──────── Text segment
Yana people
The Yana are a group of Native Americans indigenous to Northern California in the central Sierra Nevada, on the western side of the range. Their lands, prior to encroachment by white settlers, bordered the Pit and Feather rivers. They were nearly destroyed during the California genocide in the latter half of the 19th century. The Central and Southern Yana continue to live in California as members of Redding Rancheria.[1]
Regions with significant populations | |
---|---|
California | |
Languages | |
English, formerly Yana |
Etymology
The Yana-speaking people comprise four groups: the North Yana, the Central Yana, the Southern Yana, and the Yahi, of which two - the Central and Southern - remain. The noun stem Ya- means "person"; the noun suffix is -na in the northern Yana dialects and -hi [xi] in the southern dialects.
────────────────
◆ **What to work on**
a - Answer the following questions using the passage on the Yana people:
(i) Which two rivers bordered Yana lands before white settlers encroached on them?
(ii) Of the four Yana-speaking groups, which two remain?
(iii) What does the noun stem Ya- mean?
b - Transcribe the portion of the passage on the Yana people from "Yana people" up to and including "the southern dialects.".
──────── Given information
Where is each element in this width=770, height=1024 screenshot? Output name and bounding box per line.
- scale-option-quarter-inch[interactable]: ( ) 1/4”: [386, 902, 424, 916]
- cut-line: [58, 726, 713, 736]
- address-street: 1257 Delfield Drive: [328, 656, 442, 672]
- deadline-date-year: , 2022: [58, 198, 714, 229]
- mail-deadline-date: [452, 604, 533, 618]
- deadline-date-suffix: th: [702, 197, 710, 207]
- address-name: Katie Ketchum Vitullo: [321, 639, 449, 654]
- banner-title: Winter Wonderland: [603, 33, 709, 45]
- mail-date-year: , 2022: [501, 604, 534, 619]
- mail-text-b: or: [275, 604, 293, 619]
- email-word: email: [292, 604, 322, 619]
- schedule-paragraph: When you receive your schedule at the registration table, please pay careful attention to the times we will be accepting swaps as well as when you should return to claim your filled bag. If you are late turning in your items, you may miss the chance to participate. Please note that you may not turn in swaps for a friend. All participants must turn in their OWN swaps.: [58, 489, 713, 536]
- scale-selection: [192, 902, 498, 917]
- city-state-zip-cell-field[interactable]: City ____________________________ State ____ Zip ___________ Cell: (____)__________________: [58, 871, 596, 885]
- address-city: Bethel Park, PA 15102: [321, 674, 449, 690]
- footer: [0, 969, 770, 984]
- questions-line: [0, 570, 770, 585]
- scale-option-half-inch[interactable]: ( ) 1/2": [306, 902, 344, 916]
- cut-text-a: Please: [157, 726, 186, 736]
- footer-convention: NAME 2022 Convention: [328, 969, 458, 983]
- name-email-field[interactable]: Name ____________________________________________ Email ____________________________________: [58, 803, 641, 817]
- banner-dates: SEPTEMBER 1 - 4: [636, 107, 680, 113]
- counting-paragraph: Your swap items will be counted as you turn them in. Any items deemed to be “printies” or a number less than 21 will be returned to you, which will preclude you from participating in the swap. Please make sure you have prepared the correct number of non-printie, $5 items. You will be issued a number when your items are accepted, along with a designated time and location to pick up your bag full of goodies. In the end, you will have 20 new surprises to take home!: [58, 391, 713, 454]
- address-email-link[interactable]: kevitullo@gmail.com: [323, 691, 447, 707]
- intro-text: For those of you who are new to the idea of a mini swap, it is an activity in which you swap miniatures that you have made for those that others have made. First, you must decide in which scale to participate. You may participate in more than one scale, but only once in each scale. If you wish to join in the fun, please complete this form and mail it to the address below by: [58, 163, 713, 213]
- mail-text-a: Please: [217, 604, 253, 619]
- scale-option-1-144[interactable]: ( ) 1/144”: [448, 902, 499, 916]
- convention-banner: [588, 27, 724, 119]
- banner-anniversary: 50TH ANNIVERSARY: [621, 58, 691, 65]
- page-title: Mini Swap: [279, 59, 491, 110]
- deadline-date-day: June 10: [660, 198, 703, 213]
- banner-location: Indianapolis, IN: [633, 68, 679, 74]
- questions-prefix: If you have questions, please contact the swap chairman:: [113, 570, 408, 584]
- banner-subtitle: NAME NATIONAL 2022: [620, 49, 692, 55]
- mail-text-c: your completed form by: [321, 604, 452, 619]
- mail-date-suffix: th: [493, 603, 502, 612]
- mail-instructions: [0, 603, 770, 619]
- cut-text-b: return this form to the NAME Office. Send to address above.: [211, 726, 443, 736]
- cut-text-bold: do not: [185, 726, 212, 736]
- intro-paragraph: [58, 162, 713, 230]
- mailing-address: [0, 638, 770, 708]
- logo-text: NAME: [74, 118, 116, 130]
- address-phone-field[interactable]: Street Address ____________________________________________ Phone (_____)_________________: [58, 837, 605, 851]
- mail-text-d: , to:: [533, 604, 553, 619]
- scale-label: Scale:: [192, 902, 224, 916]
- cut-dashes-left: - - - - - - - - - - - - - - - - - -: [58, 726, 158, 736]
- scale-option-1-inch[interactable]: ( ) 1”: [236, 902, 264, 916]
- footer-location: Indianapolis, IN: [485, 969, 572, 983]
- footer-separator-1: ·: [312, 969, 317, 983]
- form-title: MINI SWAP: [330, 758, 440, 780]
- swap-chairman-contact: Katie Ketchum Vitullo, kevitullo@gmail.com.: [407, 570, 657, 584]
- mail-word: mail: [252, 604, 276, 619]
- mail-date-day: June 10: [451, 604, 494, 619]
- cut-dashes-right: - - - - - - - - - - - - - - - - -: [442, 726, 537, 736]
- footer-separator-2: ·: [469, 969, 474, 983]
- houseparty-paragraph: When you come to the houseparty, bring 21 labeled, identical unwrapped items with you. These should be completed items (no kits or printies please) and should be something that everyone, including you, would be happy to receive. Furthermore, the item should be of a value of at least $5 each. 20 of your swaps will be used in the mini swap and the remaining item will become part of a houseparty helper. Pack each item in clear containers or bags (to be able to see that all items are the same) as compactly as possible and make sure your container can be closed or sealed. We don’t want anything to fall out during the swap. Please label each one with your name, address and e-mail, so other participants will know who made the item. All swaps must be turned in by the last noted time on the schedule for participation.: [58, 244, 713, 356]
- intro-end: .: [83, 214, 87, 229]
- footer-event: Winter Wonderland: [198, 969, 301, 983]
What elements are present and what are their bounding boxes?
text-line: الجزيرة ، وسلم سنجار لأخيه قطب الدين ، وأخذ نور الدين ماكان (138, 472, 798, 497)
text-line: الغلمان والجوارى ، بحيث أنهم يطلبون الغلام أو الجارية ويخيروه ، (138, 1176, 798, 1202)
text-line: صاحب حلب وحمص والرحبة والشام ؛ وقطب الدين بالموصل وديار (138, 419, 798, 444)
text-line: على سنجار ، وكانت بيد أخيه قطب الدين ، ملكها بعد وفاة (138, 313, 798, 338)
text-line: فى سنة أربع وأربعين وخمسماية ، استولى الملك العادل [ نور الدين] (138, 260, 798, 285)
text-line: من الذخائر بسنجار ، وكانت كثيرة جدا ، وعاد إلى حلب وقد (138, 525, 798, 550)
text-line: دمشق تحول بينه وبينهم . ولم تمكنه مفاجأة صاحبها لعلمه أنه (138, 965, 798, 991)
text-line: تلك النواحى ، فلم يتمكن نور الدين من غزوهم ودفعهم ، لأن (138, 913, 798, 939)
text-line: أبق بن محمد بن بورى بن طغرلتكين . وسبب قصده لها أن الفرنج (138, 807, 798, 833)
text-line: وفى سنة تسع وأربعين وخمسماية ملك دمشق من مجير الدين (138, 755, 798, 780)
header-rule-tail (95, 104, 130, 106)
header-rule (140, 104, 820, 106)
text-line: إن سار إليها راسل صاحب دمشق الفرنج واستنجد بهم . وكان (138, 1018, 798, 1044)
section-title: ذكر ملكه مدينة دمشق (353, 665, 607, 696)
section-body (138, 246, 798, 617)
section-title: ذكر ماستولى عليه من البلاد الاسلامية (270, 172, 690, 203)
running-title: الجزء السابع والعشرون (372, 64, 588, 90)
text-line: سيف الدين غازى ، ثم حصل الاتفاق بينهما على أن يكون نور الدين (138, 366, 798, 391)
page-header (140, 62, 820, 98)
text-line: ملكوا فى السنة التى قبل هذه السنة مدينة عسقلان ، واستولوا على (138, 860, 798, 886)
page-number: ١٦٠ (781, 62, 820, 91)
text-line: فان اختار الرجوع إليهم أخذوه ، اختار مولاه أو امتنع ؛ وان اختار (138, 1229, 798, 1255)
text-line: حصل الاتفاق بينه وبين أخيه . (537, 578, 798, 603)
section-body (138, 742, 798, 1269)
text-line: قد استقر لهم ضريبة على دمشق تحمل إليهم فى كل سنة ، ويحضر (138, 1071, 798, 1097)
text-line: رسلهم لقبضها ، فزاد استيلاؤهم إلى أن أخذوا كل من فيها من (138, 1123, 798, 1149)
────────────────
◆ **Solutions in order**
a -
(i) The Pit and Feather rivers.
(ii) The Central and Southern Yana.
(iii) "Person."

b -
Yana people
The Yana are a group of Native Americans indigenous to Northern California in the central Sierra Nevada, on the western side of the range. Their lands, prior to encroachment by white settlers, bordered the Pit and Feather rivers. They were nearly destroyed during the California genocide in the latter half of the 19th century. The Central and Southern Yana continue to live in California as members of Redding Rancheria.[1]
Regions with significant populations | |
---|---|
California | |
Languages | |
English, formerly Yana |
Etymology
The Yana-speaking people comprise four groups: the North Yana, the Central Yana, the Southern Yana, and the Yahi, of which two - the Central and Southern - remain. The noun stem Ya- means "person"; the noun suffix is -na in the northern Yana dialects and -hi [xi] in the southern dialects.